— start of DATA SECTION —

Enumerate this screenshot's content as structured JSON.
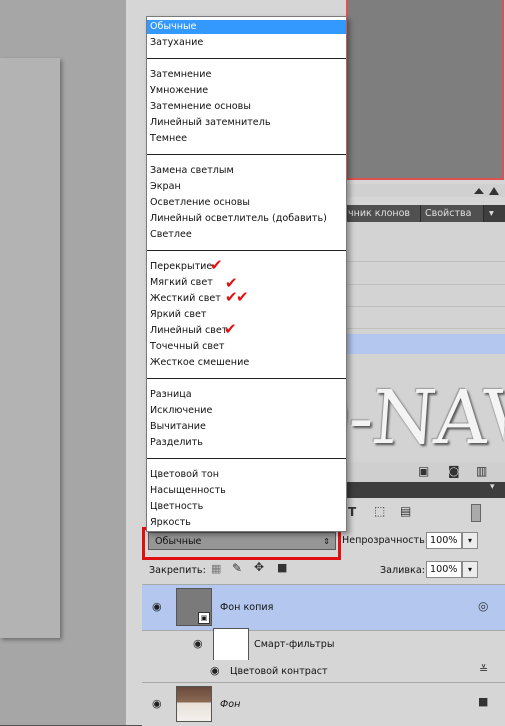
{
  "blend_menu": {
    "groups": [
      [
        "Обычные",
        "Затухание"
      ],
      [
        "Затемнение",
        "Умножение",
        "Затемнение основы",
        "Линейный затемнитель",
        "Темнее"
      ],
      [
        "Замена светлым",
        "Экран",
        "Осветление основы",
        "Линейный осветлитель (добавить)",
        "Светлее"
      ],
      [
        "Перекрытие",
        "Мягкий свет",
        "Жесткий свет",
        "Яркий свет",
        "Линейный свет",
        "Точечный свет",
        "Жесткое смешение"
      ],
      [
        "Разница",
        "Исключение",
        "Вычитание",
        "Разделить"
      ],
      [
        "Цветовой тон",
        "Насыщенность",
        "Цветность",
        "Яркость"
      ]
    ],
    "selected": "Обычные",
    "check_mark": "✔"
  },
  "panels": {
    "tabs": [
      "чник клонов",
      "Свойства"
    ],
    "watermark": "D-NAVI"
  },
  "layers_panel": {
    "blend_mode_value": "Обычные",
    "opacity_label": "Непрозрачность:",
    "opacity_value": "100%",
    "lock_label": "Закрепить:",
    "fill_label": "Заливка:",
    "fill_value": "100%",
    "layers": {
      "fon_copy": "Фон копия",
      "smart_filters": "Смарт-фильтры",
      "color_contrast": "Цветовой контраст",
      "fon": "Фон"
    }
  },
  "colors": {
    "menu_highlight": "#3399ff",
    "annotation_red": "#e01010",
    "layer_selected": "#b4c8ef"
  }
}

— end of DATA SECTION —

Copy each line of the listing that contains the string "Линейный".

• TASK RESULT
        "Линейный затемнитель",
        "Линейный осветлитель (добавить)",
        "Линейный свет",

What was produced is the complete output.